## Source data

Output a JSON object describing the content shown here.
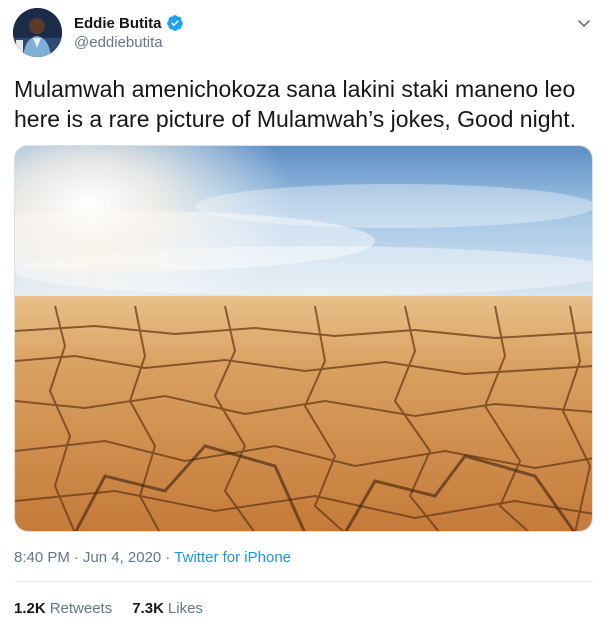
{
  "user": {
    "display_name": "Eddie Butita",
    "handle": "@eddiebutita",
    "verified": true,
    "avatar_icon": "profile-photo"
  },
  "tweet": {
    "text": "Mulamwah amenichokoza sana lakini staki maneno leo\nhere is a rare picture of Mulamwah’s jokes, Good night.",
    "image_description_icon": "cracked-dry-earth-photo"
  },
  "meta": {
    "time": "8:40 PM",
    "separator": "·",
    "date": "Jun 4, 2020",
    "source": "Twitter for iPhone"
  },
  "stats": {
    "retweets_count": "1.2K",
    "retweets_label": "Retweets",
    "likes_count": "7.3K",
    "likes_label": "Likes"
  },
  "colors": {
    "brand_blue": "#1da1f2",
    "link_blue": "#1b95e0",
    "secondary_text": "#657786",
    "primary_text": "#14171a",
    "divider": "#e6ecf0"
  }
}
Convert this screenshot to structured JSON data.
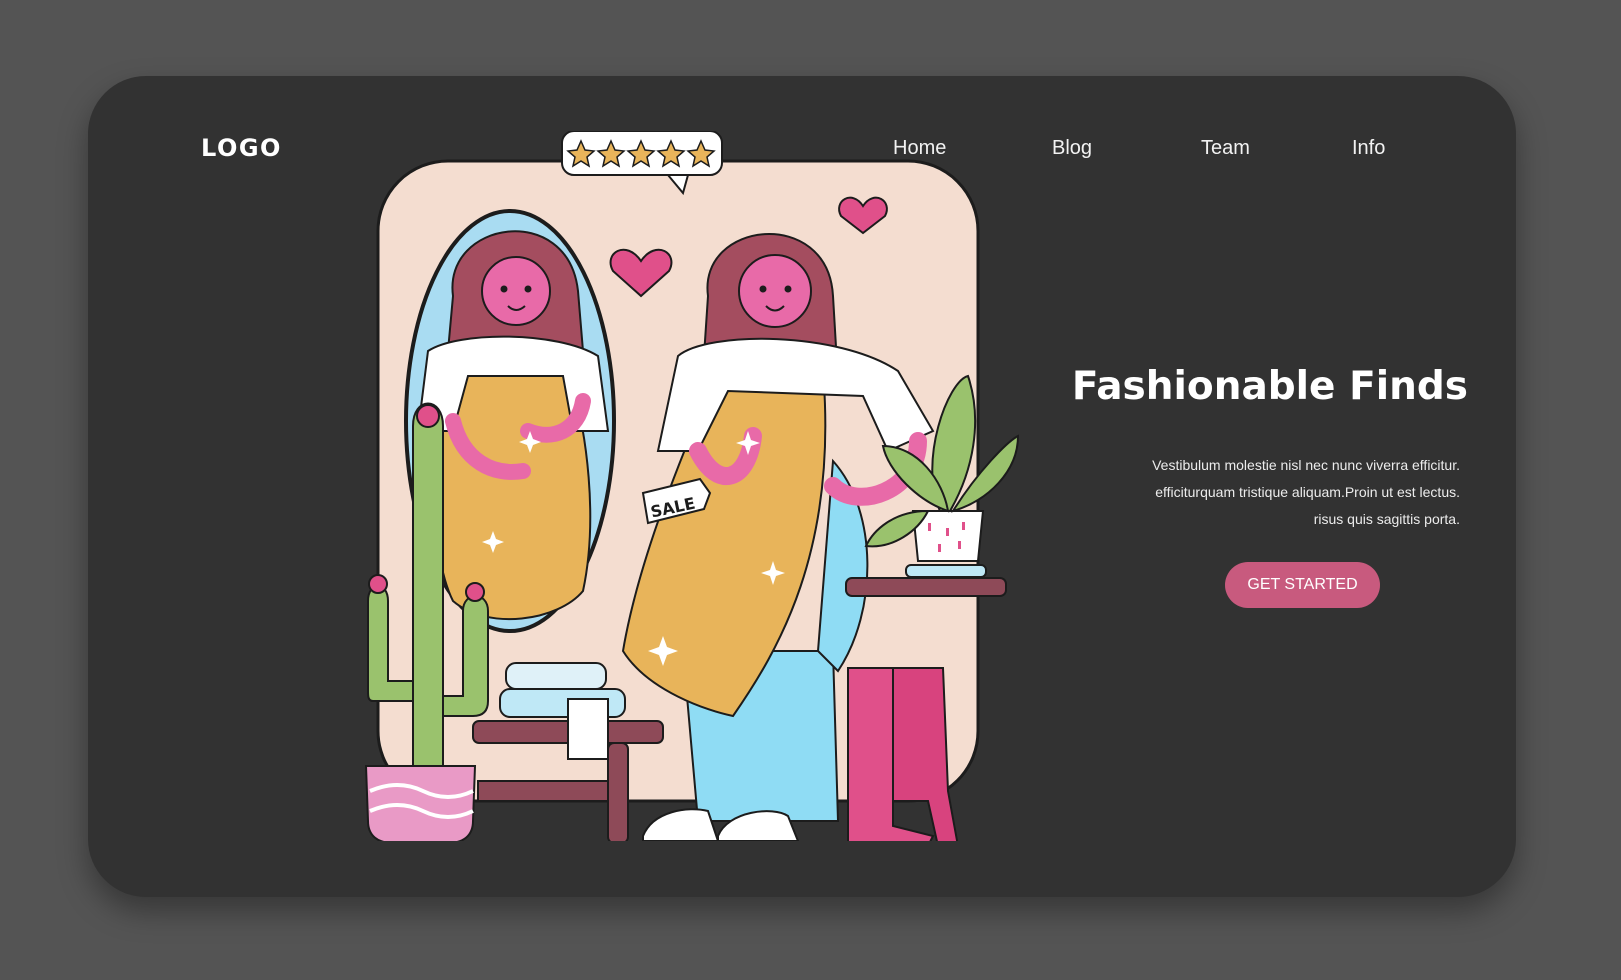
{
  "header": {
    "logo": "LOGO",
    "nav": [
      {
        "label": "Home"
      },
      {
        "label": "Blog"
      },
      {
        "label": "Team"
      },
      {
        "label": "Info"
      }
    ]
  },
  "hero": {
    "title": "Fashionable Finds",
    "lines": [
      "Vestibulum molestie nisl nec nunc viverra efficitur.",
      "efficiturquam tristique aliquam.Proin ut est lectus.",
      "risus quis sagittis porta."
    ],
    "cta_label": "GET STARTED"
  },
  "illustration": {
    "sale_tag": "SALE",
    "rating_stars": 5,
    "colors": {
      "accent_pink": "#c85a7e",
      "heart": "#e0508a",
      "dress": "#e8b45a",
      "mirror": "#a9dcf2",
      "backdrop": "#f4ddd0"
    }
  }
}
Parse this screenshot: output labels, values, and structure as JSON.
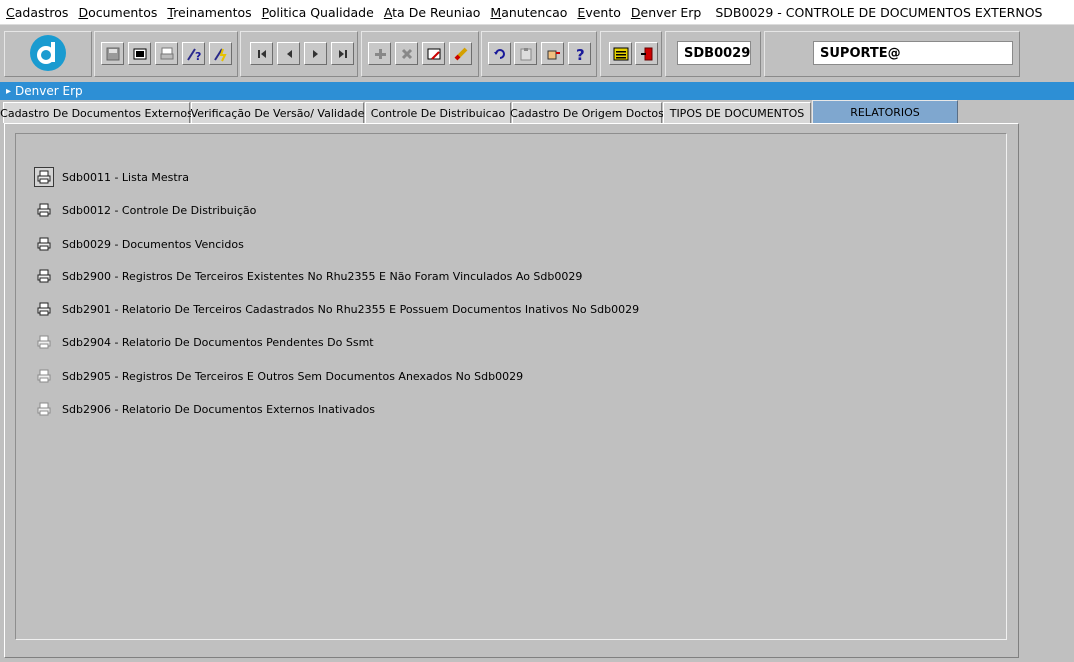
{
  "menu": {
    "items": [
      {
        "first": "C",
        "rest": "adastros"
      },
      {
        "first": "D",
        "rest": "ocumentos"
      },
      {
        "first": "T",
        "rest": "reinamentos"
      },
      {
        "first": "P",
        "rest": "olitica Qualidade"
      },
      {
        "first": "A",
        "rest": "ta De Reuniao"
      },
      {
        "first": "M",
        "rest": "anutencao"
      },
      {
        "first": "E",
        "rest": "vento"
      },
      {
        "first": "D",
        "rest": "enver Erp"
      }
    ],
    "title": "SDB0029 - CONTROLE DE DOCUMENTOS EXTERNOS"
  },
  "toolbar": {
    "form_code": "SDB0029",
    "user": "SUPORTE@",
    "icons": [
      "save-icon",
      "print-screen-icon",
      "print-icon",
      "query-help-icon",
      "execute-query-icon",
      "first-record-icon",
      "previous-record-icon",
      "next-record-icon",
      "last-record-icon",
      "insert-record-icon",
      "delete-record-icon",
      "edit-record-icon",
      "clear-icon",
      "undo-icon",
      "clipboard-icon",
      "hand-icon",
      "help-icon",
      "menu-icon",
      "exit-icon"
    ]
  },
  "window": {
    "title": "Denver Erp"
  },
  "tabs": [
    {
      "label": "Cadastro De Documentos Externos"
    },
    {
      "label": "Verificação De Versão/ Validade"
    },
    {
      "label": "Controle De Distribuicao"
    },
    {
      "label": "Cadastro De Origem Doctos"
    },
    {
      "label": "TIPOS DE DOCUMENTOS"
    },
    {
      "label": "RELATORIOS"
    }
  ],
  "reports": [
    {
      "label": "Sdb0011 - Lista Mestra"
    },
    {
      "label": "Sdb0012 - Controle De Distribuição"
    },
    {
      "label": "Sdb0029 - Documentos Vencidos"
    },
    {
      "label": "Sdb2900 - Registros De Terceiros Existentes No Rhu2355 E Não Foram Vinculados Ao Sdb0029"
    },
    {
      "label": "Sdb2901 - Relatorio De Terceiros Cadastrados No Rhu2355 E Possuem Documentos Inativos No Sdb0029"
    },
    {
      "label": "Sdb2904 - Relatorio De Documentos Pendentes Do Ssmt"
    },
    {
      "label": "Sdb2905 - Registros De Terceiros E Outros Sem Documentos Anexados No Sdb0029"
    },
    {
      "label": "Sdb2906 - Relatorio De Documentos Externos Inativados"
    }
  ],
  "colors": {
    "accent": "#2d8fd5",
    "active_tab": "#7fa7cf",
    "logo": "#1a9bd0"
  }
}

## Brief
Leave images out of the retyped records; keep all else exact.

## The answer
Output a JSON object describing the content shown here.
{
  "user": {
    "display_name": "Eddie Butita",
    "handle": "@eddiebutita",
    "verified": true,
    "avatar_icon": "profile-photo"
  },
  "tweet": {
    "text": "Mulamwah amenichokoza sana lakini staki maneno leo\nhere is a rare picture of Mulamwah’s jokes, Good night.",
    "image_description_icon": "cracked-dry-earth-photo"
  },
  "meta": {
    "time": "8:40 PM",
    "separator": "·",
    "date": "Jun 4, 2020",
    "source": "Twitter for iPhone"
  },
  "stats": {
    "retweets_count": "1.2K",
    "retweets_label": "Retweets",
    "likes_count": "7.3K",
    "likes_label": "Likes"
  },
  "colors": {
    "brand_blue": "#1da1f2",
    "link_blue": "#1b95e0",
    "secondary_text": "#657786",
    "primary_text": "#14171a",
    "divider": "#e6ecf0"
  }
}
Convert this screenshot to structured JSON data.
{
  "header": {
    "logo": "LOGO",
    "nav": [
      {
        "label": "Home"
      },
      {
        "label": "Blog"
      },
      {
        "label": "Team"
      },
      {
        "label": "Info"
      }
    ]
  },
  "hero": {
    "title": "Fashionable Finds",
    "lines": [
      "Vestibulum molestie nisl nec nunc viverra efficitur.",
      "efficiturquam tristique aliquam.Proin ut est lectus.",
      "risus quis sagittis porta."
    ],
    "cta_label": "GET STARTED"
  },
  "illustration": {
    "sale_tag": "SALE",
    "rating_stars": 5,
    "colors": {
      "accent_pink": "#c85a7e",
      "heart": "#e0508a",
      "dress": "#e8b45a",
      "mirror": "#a9dcf2",
      "backdrop": "#f4ddd0"
    }
  }
}
Parse this screenshot: output labels, values, and structure as JSON.
{
  "menu": {
    "items": [
      {
        "first": "C",
        "rest": "adastros"
      },
      {
        "first": "D",
        "rest": "ocumentos"
      },
      {
        "first": "T",
        "rest": "reinamentos"
      },
      {
        "first": "P",
        "rest": "olitica Qualidade"
      },
      {
        "first": "A",
        "rest": "ta De Reuniao"
      },
      {
        "first": "M",
        "rest": "anutencao"
      },
      {
        "first": "E",
        "rest": "vento"
      },
      {
        "first": "D",
        "rest": "enver Erp"
      }
    ],
    "title": "SDB0029 - CONTROLE DE DOCUMENTOS EXTERNOS"
  },
  "toolbar": {
    "form_code": "SDB0029",
    "user": "SUPORTE@",
    "icons": [
      "save-icon",
      "print-screen-icon",
      "print-icon",
      "query-help-icon",
      "execute-query-icon",
      "first-record-icon",
      "previous-record-icon",
      "next-record-icon",
      "last-record-icon",
      "insert-record-icon",
      "delete-record-icon",
      "edit-record-icon",
      "clear-icon",
      "undo-icon",
      "clipboard-icon",
      "hand-icon",
      "help-icon",
      "menu-icon",
      "exit-icon"
    ]
  },
  "window": {
    "title": "Denver Erp"
  },
  "tabs": [
    {
      "label": "Cadastro De Documentos Externos"
    },
    {
      "label": "Verificação De Versão/ Validade"
    },
    {
      "label": "Controle De Distribuicao"
    },
    {
      "label": "Cadastro De Origem Doctos"
    },
    {
      "label": "TIPOS DE DOCUMENTOS"
    },
    {
      "label": "RELATORIOS"
    }
  ],
  "reports": [
    {
      "label": "Sdb0011 - Lista Mestra"
    },
    {
      "label": "Sdb0012 - Controle De Distribuição"
    },
    {
      "label": "Sdb0029 - Documentos Vencidos"
    },
    {
      "label": "Sdb2900 - Registros De Terceiros Existentes No Rhu2355 E Não Foram Vinculados Ao Sdb0029"
    },
    {
      "label": "Sdb2901 - Relatorio De Terceiros Cadastrados No Rhu2355 E Possuem Documentos Inativos No Sdb0029"
    },
    {
      "label": "Sdb2904 - Relatorio De Documentos Pendentes Do Ssmt"
    },
    {
      "label": "Sdb2905 - Registros De Terceiros E Outros Sem Documentos Anexados No Sdb0029"
    },
    {
      "label": "Sdb2906 - Relatorio De Documentos Externos Inativados"
    }
  ],
  "colors": {
    "accent": "#2d8fd5",
    "active_tab": "#7fa7cf",
    "logo": "#1a9bd0"
  }
}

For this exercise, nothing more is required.